REQUIREMENT
Set each entry down verbatim, omitting images.
─── SUPPLIED INFORMATION
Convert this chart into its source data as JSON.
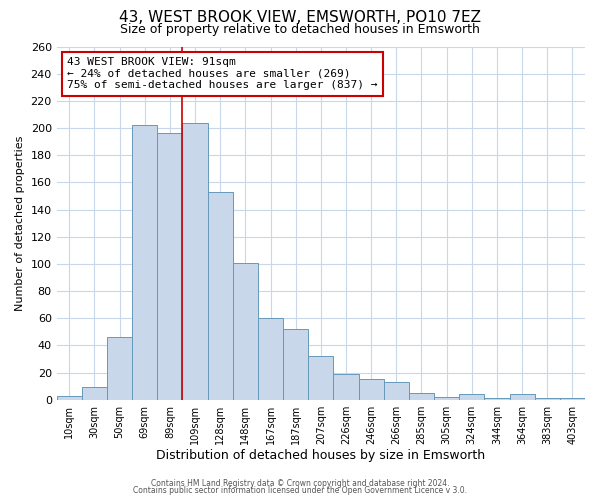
{
  "title": "43, WEST BROOK VIEW, EMSWORTH, PO10 7EZ",
  "subtitle": "Size of property relative to detached houses in Emsworth",
  "xlabel": "Distribution of detached houses by size in Emsworth",
  "ylabel": "Number of detached properties",
  "bar_labels": [
    "10sqm",
    "30sqm",
    "50sqm",
    "69sqm",
    "89sqm",
    "109sqm",
    "128sqm",
    "148sqm",
    "167sqm",
    "187sqm",
    "207sqm",
    "226sqm",
    "246sqm",
    "266sqm",
    "285sqm",
    "305sqm",
    "324sqm",
    "344sqm",
    "364sqm",
    "383sqm",
    "403sqm"
  ],
  "bar_values": [
    3,
    9,
    46,
    202,
    196,
    204,
    153,
    101,
    60,
    52,
    32,
    19,
    15,
    13,
    5,
    2,
    4,
    1,
    4,
    1,
    1
  ],
  "bar_color": "#c8d8ea",
  "bar_edge_color": "#6699bb",
  "vline_x_index": 4.5,
  "vline_color": "#cc0000",
  "annotation_title": "43 WEST BROOK VIEW: 91sqm",
  "annotation_line1": "← 24% of detached houses are smaller (269)",
  "annotation_line2": "75% of semi-detached houses are larger (837) →",
  "annotation_box_color": "#cc0000",
  "ylim": [
    0,
    260
  ],
  "yticks": [
    0,
    20,
    40,
    60,
    80,
    100,
    120,
    140,
    160,
    180,
    200,
    220,
    240,
    260
  ],
  "footer_line1": "Contains HM Land Registry data © Crown copyright and database right 2024.",
  "footer_line2": "Contains public sector information licensed under the Open Government Licence v 3.0.",
  "bg_color": "#ffffff",
  "grid_color": "#c8d8ea"
}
──────
EXERCISE RESPONSE
Convert this chart into its source data as JSON.
{
  "title": "43, WEST BROOK VIEW, EMSWORTH, PO10 7EZ",
  "subtitle": "Size of property relative to detached houses in Emsworth",
  "xlabel": "Distribution of detached houses by size in Emsworth",
  "ylabel": "Number of detached properties",
  "bar_labels": [
    "10sqm",
    "30sqm",
    "50sqm",
    "69sqm",
    "89sqm",
    "109sqm",
    "128sqm",
    "148sqm",
    "167sqm",
    "187sqm",
    "207sqm",
    "226sqm",
    "246sqm",
    "266sqm",
    "285sqm",
    "305sqm",
    "324sqm",
    "344sqm",
    "364sqm",
    "383sqm",
    "403sqm"
  ],
  "bar_values": [
    3,
    9,
    46,
    202,
    196,
    204,
    153,
    101,
    60,
    52,
    32,
    19,
    15,
    13,
    5,
    2,
    4,
    1,
    4,
    1,
    1
  ],
  "bar_color": "#c8d8ea",
  "bar_edge_color": "#6699bb",
  "vline_x_index": 4.5,
  "vline_color": "#cc0000",
  "annotation_title": "43 WEST BROOK VIEW: 91sqm",
  "annotation_line1": "← 24% of detached houses are smaller (269)",
  "annotation_line2": "75% of semi-detached houses are larger (837) →",
  "annotation_box_color": "#cc0000",
  "ylim": [
    0,
    260
  ],
  "yticks": [
    0,
    20,
    40,
    60,
    80,
    100,
    120,
    140,
    160,
    180,
    200,
    220,
    240,
    260
  ],
  "footer_line1": "Contains HM Land Registry data © Crown copyright and database right 2024.",
  "footer_line2": "Contains public sector information licensed under the Open Government Licence v 3.0.",
  "bg_color": "#ffffff",
  "grid_color": "#c8d8ea"
}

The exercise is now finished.